**EXERCISE PROMPT**: Copy each line exactly. Drop every picture.

**TASK MATERIAL**:

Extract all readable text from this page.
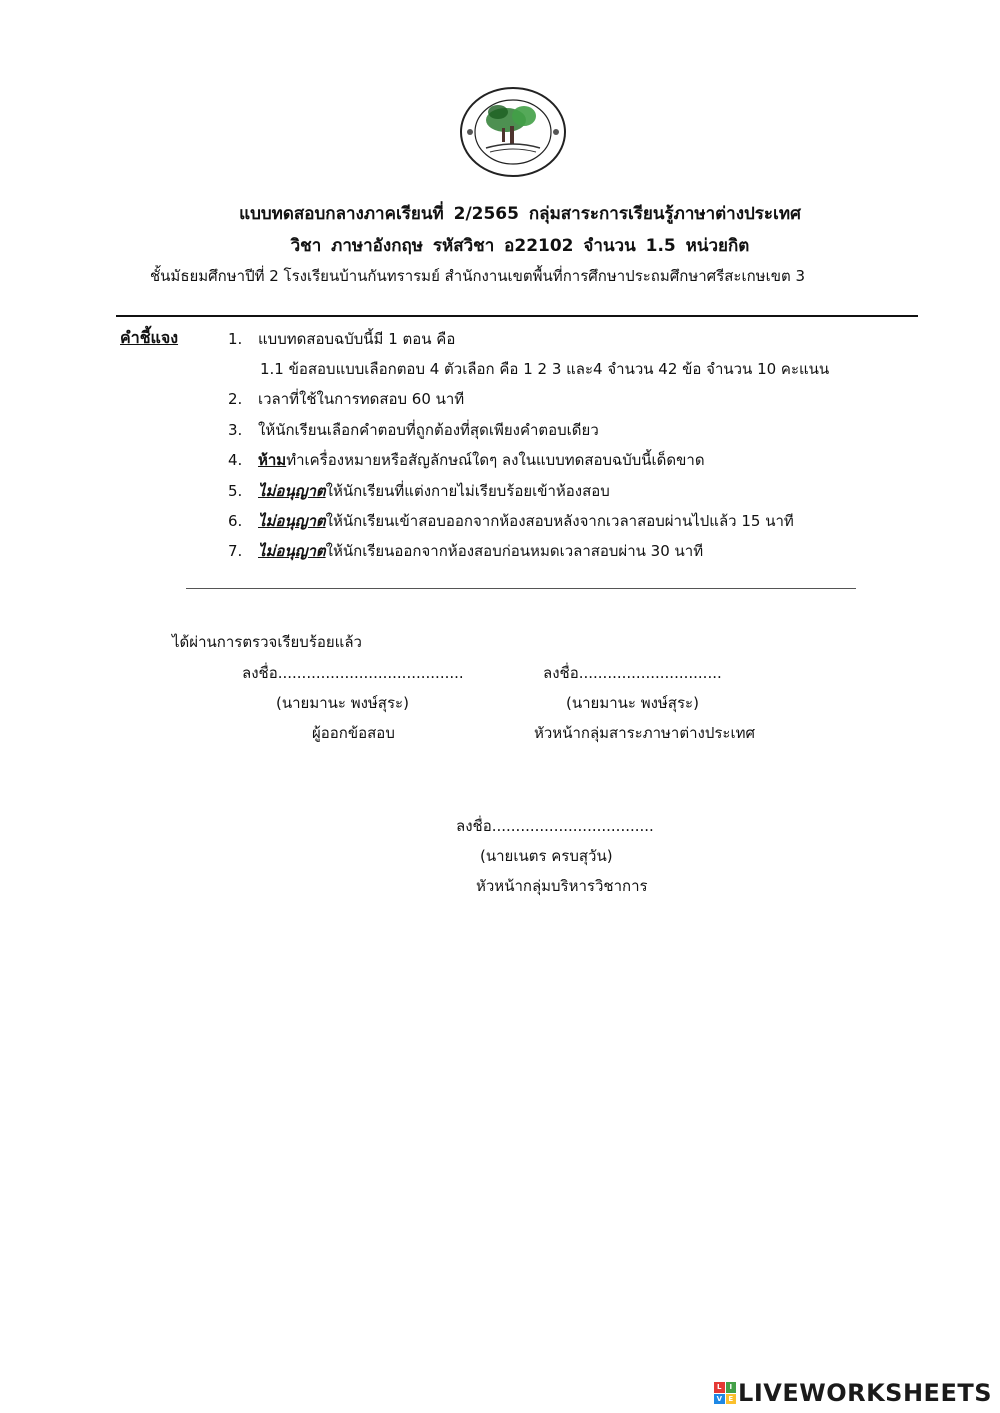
แบบทดสอบกลางภาคเรียนที่ 2/2565 กลุ่มสาระการเรียนรู้ภาษาต่างประเทศ
วิชา ภาษาอังกฤษ รหัสวิชา อ22102 จำนวน 1.5 หน่วยกิต
ชั้นมัธยมศึกษาปีที่ 2 โรงเรียนบ้านกันทรารมย์ สำนักงานเขตพื้นที่การศึกษาประถมศึกษาศรีสะเกษเขต 3
คำชี้แจง	1. แบบทดสอบฉบับนี้มี 1 ตอน คือ
1.1 ข้อสอบแบบเลือกตอบ 4 ตัวเลือก คือ 1 2 3 และ4 จำนวน 42 ข้อ จำนวน 10 คะแนน
2. เวลาที่ใช้ในการทดสอบ 60 นาที
3. ให้นักเรียนเลือกคำตอบที่ถูกต้องที่สุดเพียงคำตอบเดียว
4. ห้ามทำเครื่องหมายหรือสัญลักษณ์ใดๆ ลงในแบบทดสอบฉบับนี้เด็ดขาด
5. ไม่อนุญาตให้นักเรียนที่แต่งกายไม่เรียบร้อยเข้าห้องสอบ
6. ไม่อนุญาตให้นักเรียนเข้าสอบออกจากห้องสอบหลังจากเวลาสอบผ่านไปแล้ว 15 นาที
7. ไม่อนุญาตให้นักเรียนออกจากห้องสอบก่อนหมดเวลาสอบผ่าน 30 นาที
ได้ผ่านการตรวจเรียบร้อยแล้ว
ลงชื่อ.......................................
(นายมานะ พงษ์สุระ)
ผู้ออกข้อสอบ
ลงชื่อ..............................
(นายมานะ พงษ์สุระ)
หัวหน้ากลุ่มสาระภาษาต่างประเทศ
ลงชื่อ..................................
(นายเนตร ครบสุวัน)
หัวหน้ากลุ่มบริหารวิชาการ
L	I
V E LIVEWORKSHEETS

**ANSWER TO THE PROBLEM**:
Extract all readable text from this page.
แบบทดสอบกลางภาคเรียนที่ 2/2565 กลุ่มสาระการเรียนรู้ภาษาต่างประเทศ
วิชา ภาษาอังกฤษ รหัสวิชา อ22102 จำนวน 1.5 หน่วยกิต
ชั้นมัธยมศึกษาปีที่ 2 โรงเรียนบ้านกันทรารมย์ สำนักงานเขตพื้นที่การศึกษาประถมศึกษาศรีสะเกษเขต 3
คำชี้แจง	1. แบบทดสอบฉบับนี้มี 1 ตอน คือ
1.1 ข้อสอบแบบเลือกตอบ 4 ตัวเลือก คือ 1 2 3 และ4 จำนวน 42 ข้อ จำนวน 10 คะแนน
2. เวลาที่ใช้ในการทดสอบ 60 นาที
3. ให้นักเรียนเลือกคำตอบที่ถูกต้องที่สุดเพียงคำตอบเดียว
4. ห้ามทำเครื่องหมายหรือสัญลักษณ์ใดๆ ลงในแบบทดสอบฉบับนี้เด็ดขาด
5. ไม่อนุญาตให้นักเรียนที่แต่งกายไม่เรียบร้อยเข้าห้องสอบ
6. ไม่อนุญาตให้นักเรียนเข้าสอบออกจากห้องสอบหลังจากเวลาสอบผ่านไปแล้ว 15 นาที
7. ไม่อนุญาตให้นักเรียนออกจากห้องสอบก่อนหมดเวลาสอบผ่าน 30 นาที
ได้ผ่านการตรวจเรียบร้อยแล้ว
ลงชื่อ.......................................
(นายมานะ พงษ์สุระ)
ผู้ออกข้อสอบ
ลงชื่อ..............................
(นายมานะ พงษ์สุระ)
หัวหน้ากลุ่มสาระภาษาต่างประเทศ
ลงชื่อ..................................
(นายเนตร ครบสุวัน)
หัวหน้ากลุ่มบริหารวิชาการ
L	I
V E LIVEWORKSHEETS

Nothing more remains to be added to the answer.